--- Aim of the exercise ---
From the entries that follow, gather each line holding the word "screenshot".

(Extracted records)
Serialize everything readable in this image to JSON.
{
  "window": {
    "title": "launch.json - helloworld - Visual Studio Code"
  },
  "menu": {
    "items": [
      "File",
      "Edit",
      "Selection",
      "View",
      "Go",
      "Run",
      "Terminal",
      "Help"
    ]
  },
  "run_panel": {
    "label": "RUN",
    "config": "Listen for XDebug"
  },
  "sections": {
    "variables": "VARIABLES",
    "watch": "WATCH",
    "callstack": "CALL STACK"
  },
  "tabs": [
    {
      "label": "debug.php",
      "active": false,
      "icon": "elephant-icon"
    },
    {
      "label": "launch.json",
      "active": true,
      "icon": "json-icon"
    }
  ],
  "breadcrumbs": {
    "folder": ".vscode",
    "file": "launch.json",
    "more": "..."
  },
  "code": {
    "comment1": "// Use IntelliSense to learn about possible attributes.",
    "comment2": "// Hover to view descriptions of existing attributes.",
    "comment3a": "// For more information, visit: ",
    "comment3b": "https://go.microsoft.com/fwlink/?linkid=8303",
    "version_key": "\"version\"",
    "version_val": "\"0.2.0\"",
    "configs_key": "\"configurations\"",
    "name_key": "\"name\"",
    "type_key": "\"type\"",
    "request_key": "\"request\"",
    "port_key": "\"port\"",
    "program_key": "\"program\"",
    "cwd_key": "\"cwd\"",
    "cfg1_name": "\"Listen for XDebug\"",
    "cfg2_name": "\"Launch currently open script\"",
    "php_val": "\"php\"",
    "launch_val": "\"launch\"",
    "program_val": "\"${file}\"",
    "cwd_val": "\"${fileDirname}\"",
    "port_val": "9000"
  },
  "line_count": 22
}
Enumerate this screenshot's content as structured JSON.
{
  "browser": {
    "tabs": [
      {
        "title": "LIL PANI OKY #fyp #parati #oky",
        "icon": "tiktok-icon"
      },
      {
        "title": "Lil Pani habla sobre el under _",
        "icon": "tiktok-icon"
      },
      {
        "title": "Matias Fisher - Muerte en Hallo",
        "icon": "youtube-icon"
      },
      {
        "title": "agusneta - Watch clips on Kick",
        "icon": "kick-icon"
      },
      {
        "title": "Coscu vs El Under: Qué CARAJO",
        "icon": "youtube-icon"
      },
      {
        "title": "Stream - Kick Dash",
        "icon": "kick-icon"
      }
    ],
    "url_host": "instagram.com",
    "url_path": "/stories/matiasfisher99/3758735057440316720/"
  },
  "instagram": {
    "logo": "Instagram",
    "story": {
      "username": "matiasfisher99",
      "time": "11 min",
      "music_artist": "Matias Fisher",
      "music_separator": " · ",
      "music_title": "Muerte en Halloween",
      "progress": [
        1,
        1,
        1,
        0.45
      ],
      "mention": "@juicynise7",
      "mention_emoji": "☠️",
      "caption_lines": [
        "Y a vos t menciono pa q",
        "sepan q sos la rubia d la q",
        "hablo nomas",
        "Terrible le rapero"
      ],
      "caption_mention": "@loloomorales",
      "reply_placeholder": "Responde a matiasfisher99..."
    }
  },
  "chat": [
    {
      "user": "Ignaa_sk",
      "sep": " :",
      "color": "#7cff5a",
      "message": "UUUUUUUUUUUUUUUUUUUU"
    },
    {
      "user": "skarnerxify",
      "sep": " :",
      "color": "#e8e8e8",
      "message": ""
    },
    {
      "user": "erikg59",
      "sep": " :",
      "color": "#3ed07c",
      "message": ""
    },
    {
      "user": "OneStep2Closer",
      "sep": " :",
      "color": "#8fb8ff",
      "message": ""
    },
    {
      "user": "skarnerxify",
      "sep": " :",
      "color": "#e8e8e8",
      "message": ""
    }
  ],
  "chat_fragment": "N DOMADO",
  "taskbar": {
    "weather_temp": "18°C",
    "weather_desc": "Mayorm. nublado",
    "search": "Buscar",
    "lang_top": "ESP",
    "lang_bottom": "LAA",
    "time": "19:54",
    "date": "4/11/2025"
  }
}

--

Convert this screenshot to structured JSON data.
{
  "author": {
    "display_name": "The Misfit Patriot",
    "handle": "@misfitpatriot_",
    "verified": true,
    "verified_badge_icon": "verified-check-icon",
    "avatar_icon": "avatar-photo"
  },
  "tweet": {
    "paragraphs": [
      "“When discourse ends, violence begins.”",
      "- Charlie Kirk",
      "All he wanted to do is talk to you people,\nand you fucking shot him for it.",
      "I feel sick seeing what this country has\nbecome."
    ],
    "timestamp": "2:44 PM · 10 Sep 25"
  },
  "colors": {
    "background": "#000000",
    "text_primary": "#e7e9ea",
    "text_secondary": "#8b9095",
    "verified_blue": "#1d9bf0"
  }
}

--- Output ---
Enumerate this screenshot's content as structured JSON.
Convert this screenshot to structured JSON data.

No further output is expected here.